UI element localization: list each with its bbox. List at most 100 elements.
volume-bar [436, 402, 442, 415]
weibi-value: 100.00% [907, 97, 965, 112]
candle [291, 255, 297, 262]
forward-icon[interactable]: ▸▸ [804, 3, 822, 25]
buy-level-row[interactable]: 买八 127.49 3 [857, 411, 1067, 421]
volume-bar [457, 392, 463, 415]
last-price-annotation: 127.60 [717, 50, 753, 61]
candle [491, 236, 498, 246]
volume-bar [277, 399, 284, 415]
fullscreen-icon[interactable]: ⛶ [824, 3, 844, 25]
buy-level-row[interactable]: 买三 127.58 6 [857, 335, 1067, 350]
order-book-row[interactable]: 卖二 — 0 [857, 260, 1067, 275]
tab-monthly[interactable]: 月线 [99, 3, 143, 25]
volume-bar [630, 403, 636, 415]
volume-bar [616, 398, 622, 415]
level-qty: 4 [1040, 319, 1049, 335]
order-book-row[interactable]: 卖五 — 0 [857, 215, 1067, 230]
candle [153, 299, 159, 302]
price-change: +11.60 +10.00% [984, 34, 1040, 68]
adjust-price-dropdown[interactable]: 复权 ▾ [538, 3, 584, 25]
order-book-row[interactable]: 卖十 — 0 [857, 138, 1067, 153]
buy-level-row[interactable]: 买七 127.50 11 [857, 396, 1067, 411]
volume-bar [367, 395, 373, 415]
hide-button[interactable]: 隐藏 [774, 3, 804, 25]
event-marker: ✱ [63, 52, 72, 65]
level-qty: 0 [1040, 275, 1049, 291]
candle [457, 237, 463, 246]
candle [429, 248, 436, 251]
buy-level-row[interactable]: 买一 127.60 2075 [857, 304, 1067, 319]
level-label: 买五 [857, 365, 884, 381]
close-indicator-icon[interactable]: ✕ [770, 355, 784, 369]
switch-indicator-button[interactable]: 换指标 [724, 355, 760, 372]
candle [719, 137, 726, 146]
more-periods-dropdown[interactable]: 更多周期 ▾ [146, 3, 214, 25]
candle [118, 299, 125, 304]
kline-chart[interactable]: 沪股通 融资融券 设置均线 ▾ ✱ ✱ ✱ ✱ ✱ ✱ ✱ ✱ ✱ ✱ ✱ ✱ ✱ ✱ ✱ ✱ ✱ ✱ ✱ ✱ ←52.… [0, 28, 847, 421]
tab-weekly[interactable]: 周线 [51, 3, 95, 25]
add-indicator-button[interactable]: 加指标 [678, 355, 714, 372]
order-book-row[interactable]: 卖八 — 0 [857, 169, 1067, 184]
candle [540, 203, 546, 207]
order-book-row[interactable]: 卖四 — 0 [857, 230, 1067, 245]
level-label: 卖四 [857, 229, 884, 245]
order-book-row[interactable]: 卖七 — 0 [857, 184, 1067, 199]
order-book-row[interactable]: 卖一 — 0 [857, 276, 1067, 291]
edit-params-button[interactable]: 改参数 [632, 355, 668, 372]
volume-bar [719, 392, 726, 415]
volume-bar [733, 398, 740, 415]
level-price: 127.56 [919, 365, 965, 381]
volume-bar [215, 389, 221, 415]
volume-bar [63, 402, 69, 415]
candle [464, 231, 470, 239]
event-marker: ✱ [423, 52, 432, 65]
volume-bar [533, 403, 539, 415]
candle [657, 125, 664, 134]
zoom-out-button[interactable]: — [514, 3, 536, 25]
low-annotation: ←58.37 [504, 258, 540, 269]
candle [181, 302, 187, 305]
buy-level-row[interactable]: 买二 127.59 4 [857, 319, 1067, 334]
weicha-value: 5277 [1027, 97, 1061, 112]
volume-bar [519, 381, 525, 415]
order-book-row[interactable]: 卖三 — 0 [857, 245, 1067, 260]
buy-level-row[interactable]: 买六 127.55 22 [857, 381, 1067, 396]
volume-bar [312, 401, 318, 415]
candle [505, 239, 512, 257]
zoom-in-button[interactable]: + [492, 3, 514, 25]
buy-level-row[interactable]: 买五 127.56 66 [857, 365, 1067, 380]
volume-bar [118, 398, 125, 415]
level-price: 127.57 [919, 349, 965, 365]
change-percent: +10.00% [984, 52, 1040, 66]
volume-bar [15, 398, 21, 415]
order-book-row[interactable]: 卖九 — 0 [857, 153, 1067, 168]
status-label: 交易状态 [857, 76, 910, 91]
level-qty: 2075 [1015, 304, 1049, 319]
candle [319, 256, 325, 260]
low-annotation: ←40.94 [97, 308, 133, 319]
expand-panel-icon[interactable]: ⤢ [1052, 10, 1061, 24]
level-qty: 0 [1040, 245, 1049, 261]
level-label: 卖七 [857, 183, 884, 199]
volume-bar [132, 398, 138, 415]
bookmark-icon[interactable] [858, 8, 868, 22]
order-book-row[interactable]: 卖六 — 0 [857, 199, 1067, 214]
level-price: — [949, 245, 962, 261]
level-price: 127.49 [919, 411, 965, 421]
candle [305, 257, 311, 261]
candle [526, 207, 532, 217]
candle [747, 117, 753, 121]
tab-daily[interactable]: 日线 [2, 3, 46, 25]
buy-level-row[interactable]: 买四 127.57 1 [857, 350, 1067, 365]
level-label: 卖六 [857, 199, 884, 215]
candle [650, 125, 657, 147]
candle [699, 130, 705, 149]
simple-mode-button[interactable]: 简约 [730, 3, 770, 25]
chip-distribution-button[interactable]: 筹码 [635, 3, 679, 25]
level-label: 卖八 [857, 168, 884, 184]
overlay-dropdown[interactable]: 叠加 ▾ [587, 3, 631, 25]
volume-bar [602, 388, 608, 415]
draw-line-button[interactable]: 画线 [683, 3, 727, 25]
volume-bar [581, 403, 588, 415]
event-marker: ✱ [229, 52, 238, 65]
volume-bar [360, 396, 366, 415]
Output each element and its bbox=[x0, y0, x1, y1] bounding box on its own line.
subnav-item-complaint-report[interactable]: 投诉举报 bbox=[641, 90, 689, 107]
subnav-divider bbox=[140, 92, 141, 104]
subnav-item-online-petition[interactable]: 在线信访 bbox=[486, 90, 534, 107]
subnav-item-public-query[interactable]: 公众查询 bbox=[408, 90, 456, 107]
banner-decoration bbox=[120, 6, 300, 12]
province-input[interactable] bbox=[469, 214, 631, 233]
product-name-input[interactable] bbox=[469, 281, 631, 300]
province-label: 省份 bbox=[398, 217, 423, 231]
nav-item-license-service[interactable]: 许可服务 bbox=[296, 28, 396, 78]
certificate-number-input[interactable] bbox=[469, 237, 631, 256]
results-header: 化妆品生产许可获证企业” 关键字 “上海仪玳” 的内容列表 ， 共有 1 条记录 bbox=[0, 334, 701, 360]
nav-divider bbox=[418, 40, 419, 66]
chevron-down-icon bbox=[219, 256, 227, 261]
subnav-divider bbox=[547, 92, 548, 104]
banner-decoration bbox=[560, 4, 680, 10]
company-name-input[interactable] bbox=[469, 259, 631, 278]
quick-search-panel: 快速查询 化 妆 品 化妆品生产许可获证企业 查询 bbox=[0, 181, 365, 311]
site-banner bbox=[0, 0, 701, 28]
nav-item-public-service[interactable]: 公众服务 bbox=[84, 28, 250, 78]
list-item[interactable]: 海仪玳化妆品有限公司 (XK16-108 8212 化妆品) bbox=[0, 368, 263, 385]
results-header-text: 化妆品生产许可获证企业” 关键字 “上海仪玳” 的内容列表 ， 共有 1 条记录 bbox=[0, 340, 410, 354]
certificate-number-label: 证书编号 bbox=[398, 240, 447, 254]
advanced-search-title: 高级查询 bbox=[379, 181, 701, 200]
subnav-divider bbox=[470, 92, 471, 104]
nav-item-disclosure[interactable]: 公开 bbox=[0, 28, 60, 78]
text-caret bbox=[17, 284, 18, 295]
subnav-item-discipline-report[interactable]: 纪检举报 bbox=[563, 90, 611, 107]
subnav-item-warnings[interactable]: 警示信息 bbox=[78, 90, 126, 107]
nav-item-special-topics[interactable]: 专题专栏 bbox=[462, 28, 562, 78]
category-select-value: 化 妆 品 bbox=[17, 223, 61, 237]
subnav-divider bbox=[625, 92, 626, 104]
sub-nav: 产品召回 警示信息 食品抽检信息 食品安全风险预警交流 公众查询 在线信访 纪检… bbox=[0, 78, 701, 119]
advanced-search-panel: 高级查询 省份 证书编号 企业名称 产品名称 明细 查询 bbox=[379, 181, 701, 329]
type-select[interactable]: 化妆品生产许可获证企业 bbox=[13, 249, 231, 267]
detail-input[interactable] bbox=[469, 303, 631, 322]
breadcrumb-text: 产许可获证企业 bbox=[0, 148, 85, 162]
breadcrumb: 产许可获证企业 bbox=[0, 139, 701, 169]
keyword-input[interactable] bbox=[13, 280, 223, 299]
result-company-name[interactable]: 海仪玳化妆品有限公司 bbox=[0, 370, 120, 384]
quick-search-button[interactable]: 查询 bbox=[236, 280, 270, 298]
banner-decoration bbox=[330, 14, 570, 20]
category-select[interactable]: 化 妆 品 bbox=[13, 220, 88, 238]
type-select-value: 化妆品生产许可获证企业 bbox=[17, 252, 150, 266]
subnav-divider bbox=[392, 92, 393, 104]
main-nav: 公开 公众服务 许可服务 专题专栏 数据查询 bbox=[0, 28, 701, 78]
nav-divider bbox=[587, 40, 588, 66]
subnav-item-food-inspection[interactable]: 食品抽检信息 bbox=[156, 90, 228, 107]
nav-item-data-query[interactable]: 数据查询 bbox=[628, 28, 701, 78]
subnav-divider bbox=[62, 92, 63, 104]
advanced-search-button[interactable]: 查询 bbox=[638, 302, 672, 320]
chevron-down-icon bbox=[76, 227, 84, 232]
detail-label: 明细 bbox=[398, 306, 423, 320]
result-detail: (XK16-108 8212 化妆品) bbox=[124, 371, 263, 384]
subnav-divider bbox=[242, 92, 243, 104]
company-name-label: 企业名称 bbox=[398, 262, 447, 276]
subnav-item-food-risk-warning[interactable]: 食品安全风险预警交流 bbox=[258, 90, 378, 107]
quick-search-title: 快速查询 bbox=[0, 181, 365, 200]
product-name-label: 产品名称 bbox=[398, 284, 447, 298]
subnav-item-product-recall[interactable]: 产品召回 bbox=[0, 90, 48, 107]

== == ==

- [OBJECTIVE] Output every line from the start of the material through the line containing "volume-bar [277, 399, 284, 415]" as a numbered list, including both ends and omitting blank lines.

- [SOLUTION BELOW]
1. UI element localization: list each with its bbox. List at most 100 elements.
2. volume-bar [436, 402, 442, 415]
3. weibi-value: 100.00% [907, 97, 965, 112]
4. candle [291, 255, 297, 262]
5. forward-icon[interactable]: ▸▸ [804, 3, 822, 25]
6. buy-level-row[interactable]: 买八 127.49 3 [857, 411, 1067, 421]
7. volume-bar [457, 392, 463, 415]
8. last-price-annotation: 127.60 [717, 50, 753, 61]
9. candle [491, 236, 498, 246]
10. volume-bar [277, 399, 284, 415]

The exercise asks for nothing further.